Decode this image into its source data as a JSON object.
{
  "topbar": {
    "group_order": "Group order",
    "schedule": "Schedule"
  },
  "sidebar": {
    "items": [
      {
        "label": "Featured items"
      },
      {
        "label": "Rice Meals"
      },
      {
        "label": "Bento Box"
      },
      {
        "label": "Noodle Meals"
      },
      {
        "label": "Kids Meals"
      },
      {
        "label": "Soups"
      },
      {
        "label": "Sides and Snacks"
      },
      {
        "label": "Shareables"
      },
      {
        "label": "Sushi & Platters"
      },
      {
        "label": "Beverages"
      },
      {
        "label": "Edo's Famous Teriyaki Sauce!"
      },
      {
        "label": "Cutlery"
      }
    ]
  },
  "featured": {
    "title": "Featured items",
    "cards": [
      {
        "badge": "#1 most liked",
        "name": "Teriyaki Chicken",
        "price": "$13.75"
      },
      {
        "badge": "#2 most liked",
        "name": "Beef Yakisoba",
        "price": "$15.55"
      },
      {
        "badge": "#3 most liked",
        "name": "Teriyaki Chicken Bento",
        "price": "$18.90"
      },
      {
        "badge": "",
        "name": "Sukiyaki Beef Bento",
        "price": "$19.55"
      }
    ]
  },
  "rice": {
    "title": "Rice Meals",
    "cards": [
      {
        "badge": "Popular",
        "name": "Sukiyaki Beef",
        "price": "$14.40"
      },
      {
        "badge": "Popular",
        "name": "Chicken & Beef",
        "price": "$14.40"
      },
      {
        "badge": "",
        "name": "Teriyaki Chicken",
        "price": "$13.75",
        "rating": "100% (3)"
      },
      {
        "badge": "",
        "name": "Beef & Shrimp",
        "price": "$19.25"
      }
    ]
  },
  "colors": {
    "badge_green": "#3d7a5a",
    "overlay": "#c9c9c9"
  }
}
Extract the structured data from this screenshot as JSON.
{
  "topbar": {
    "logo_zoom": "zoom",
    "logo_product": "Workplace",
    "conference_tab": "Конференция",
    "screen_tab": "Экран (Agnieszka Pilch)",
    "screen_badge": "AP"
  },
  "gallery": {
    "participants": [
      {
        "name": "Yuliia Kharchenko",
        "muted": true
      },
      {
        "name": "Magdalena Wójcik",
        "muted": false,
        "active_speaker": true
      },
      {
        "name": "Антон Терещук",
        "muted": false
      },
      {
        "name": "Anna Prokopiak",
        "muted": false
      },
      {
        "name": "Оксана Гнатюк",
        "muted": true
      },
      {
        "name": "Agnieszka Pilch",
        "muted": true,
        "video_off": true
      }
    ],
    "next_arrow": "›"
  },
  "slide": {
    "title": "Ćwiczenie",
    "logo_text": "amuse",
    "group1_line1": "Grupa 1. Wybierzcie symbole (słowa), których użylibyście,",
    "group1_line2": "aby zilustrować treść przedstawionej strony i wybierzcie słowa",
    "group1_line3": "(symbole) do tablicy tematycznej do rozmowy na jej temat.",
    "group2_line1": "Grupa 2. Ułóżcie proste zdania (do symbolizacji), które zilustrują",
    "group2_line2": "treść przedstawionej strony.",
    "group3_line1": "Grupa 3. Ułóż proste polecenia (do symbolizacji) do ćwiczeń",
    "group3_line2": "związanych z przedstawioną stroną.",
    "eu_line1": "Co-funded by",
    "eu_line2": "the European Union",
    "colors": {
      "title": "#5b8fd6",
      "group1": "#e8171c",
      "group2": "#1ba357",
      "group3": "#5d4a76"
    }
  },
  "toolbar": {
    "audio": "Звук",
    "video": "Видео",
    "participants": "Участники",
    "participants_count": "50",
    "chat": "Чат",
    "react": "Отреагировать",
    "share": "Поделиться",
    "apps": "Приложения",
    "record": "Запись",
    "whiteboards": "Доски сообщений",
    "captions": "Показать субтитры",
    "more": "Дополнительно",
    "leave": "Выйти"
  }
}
▬▬▬
Using the data above, output each line exactly.

Decode this image into its source data as a JSON object.
{
  "topbar": {
    "group_order": "Group order",
    "schedule": "Schedule"
  },
  "sidebar": {
    "items": [
      {
        "label": "Featured items"
      },
      {
        "label": "Rice Meals"
      },
      {
        "label": "Bento Box"
      },
      {
        "label": "Noodle Meals"
      },
      {
        "label": "Kids Meals"
      },
      {
        "label": "Soups"
      },
      {
        "label": "Sides and Snacks"
      },
      {
        "label": "Shareables"
      },
      {
        "label": "Sushi & Platters"
      },
      {
        "label": "Beverages"
      },
      {
        "label": "Edo's Famous Teriyaki Sauce!"
      },
      {
        "label": "Cutlery"
      }
    ]
  },
  "featured": {
    "title": "Featured items",
    "cards": [
      {
        "badge": "#1 most liked",
        "name": "Teriyaki Chicken",
        "price": "$13.75"
      },
      {
        "badge": "#2 most liked",
        "name": "Beef Yakisoba",
        "price": "$15.55"
      },
      {
        "badge": "#3 most liked",
        "name": "Teriyaki Chicken Bento",
        "price": "$18.90"
      },
      {
        "badge": "",
        "name": "Sukiyaki Beef Bento",
        "price": "$19.55"
      }
    ]
  },
  "rice": {
    "title": "Rice Meals",
    "cards": [
      {
        "badge": "Popular",
        "name": "Sukiyaki Beef",
        "price": "$14.40"
      },
      {
        "badge": "Popular",
        "name": "Chicken & Beef",
        "price": "$14.40"
      },
      {
        "badge": "",
        "name": "Teriyaki Chicken",
        "price": "$13.75",
        "rating": "100% (3)"
      },
      {
        "badge": "",
        "name": "Beef & Shrimp",
        "price": "$19.25"
      }
    ]
  },
  "colors": {
    "badge_green": "#3d7a5a",
    "overlay": "#c9c9c9"
  }
}
Extract the structured data from this screenshot as JSON.
{
  "topbar": {
    "logo_zoom": "zoom",
    "logo_product": "Workplace",
    "conference_tab": "Конференция",
    "screen_tab": "Экран (Agnieszka Pilch)",
    "screen_badge": "AP"
  },
  "gallery": {
    "participants": [
      {
        "name": "Yuliia Kharchenko",
        "muted": true
      },
      {
        "name": "Magdalena Wójcik",
        "muted": false,
        "active_speaker": true
      },
      {
        "name": "Антон Терещук",
        "muted": false
      },
      {
        "name": "Anna Prokopiak",
        "muted": false
      },
      {
        "name": "Оксана Гнатюк",
        "muted": true
      },
      {
        "name": "Agnieszka Pilch",
        "muted": true,
        "video_off": true
      }
    ],
    "next_arrow": "›"
  },
  "slide": {
    "title": "Ćwiczenie",
    "logo_text": "amuse",
    "group1_line1": "Grupa 1. Wybierzcie symbole (słowa), których użylibyście,",
    "group1_line2": "aby zilustrować treść przedstawionej strony i wybierzcie słowa",
    "group1_line3": "(symbole) do tablicy tematycznej do rozmowy na jej temat.",
    "group2_line1": "Grupa 2. Ułóżcie proste zdania (do symbolizacji), które zilustrują",
    "group2_line2": "treść przedstawionej strony.",
    "group3_line1": "Grupa 3. Ułóż proste polecenia (do symbolizacji) do ćwiczeń",
    "group3_line2": "związanych z przedstawioną stroną.",
    "eu_line1": "Co-funded by",
    "eu_line2": "the European Union",
    "colors": {
      "title": "#5b8fd6",
      "group1": "#e8171c",
      "group2": "#1ba357",
      "group3": "#5d4a76"
    }
  },
  "toolbar": {
    "audio": "Звук",
    "video": "Видео",
    "participants": "Участники",
    "participants_count": "50",
    "chat": "Чат",
    "react": "Отреагировать",
    "share": "Поделиться",
    "apps": "Приложения",
    "record": "Запись",
    "whiteboards": "Доски сообщений",
    "captions": "Показать субтитры",
    "more": "Дополнительно",
    "leave": "Выйти"
  }
}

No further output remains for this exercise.